## [Material provided]

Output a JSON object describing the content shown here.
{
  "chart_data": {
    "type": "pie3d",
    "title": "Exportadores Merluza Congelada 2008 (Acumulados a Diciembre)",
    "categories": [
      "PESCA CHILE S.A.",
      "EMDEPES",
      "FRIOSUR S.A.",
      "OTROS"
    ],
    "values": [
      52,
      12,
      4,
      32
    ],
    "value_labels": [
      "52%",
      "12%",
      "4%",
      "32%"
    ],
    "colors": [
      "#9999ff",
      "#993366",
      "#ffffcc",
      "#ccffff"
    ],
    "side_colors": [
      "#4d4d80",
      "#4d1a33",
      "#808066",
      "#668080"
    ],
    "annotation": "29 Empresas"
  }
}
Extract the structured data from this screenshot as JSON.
==
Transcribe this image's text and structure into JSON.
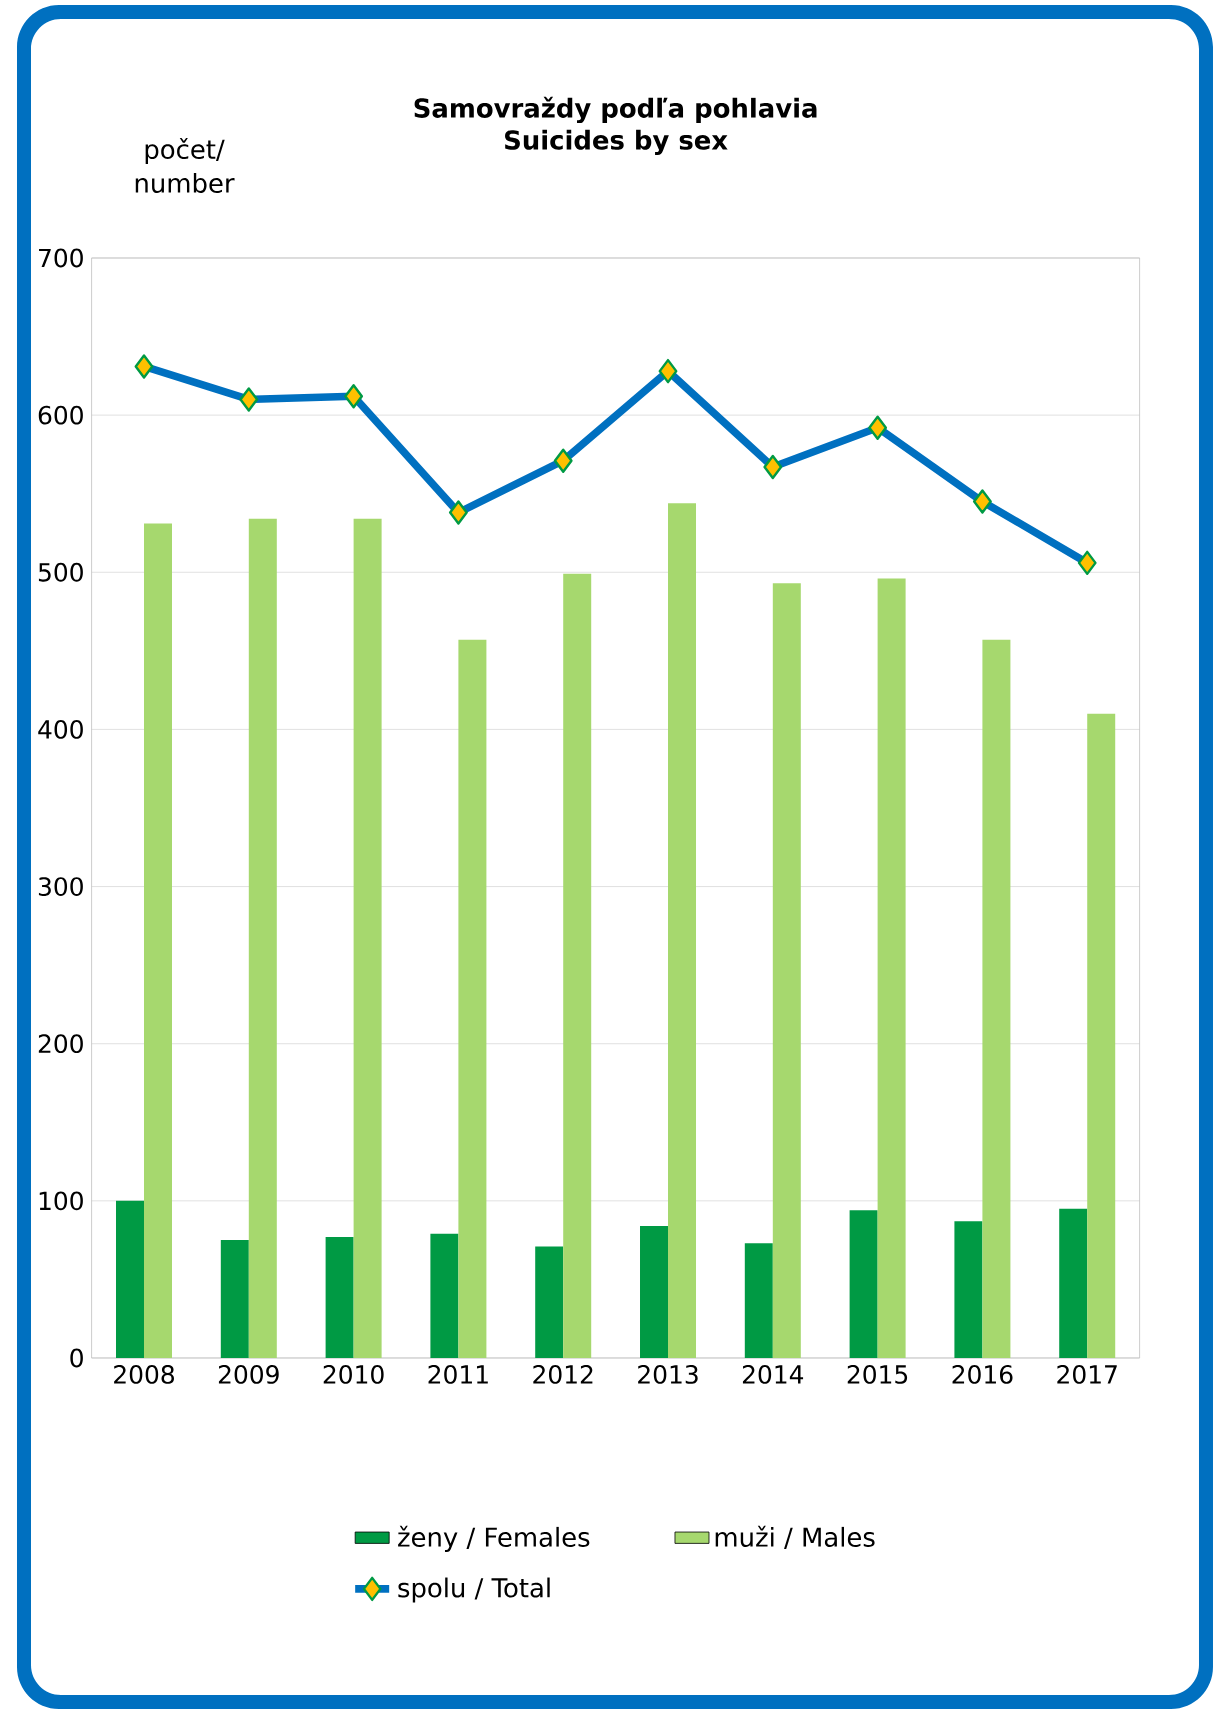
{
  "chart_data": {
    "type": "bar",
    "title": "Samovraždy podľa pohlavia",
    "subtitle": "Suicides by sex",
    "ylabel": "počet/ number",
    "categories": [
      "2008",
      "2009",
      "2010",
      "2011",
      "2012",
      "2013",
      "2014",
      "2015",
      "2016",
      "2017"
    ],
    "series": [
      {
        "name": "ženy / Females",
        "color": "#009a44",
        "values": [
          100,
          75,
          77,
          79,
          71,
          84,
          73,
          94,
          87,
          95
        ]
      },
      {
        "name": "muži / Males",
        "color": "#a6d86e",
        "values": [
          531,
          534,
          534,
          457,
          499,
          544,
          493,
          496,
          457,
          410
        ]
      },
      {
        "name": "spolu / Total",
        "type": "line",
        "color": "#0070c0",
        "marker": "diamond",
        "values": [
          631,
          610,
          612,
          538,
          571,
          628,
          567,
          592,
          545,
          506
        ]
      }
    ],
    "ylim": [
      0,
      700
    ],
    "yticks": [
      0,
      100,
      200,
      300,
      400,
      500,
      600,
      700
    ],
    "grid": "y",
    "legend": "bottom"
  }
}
==
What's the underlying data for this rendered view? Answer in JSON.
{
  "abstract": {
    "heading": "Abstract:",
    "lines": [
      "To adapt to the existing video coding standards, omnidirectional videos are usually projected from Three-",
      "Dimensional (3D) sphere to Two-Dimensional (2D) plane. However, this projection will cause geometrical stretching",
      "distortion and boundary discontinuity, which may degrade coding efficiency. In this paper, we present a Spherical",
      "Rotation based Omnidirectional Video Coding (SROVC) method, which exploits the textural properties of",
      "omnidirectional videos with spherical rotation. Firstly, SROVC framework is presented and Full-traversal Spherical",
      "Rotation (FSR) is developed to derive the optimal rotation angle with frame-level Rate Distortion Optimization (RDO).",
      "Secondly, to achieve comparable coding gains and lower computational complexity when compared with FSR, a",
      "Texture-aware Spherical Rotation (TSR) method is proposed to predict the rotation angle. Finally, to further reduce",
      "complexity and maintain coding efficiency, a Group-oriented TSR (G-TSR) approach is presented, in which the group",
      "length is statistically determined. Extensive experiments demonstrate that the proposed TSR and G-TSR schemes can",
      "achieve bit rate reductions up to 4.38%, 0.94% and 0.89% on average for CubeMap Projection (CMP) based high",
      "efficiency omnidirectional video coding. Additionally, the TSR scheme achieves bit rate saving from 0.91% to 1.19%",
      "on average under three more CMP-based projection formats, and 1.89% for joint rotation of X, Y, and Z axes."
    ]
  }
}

## [Task statement]
Output exactly the lines of the material above from the one containing "Output a JSON" up to and including the one containing "Extract the structured".

## [Task response]
Output a JSON object describing the content shown here.
{
  "chart_data": {
    "type": "pie3d",
    "title": "Exportadores Merluza Congelada 2008 (Acumulados a Diciembre)",
    "categories": [
      "PESCA CHILE S.A.",
      "EMDEPES",
      "FRIOSUR S.A.",
      "OTROS"
    ],
    "values": [
      52,
      12,
      4,
      32
    ],
    "value_labels": [
      "52%",
      "12%",
      "4%",
      "32%"
    ],
    "colors": [
      "#9999ff",
      "#993366",
      "#ffffcc",
      "#ccffff"
    ],
    "side_colors": [
      "#4d4d80",
      "#4d1a33",
      "#808066",
      "#668080"
    ],
    "annotation": "29 Empresas"
  }
}
Extract the structured data from this screenshot as JSON.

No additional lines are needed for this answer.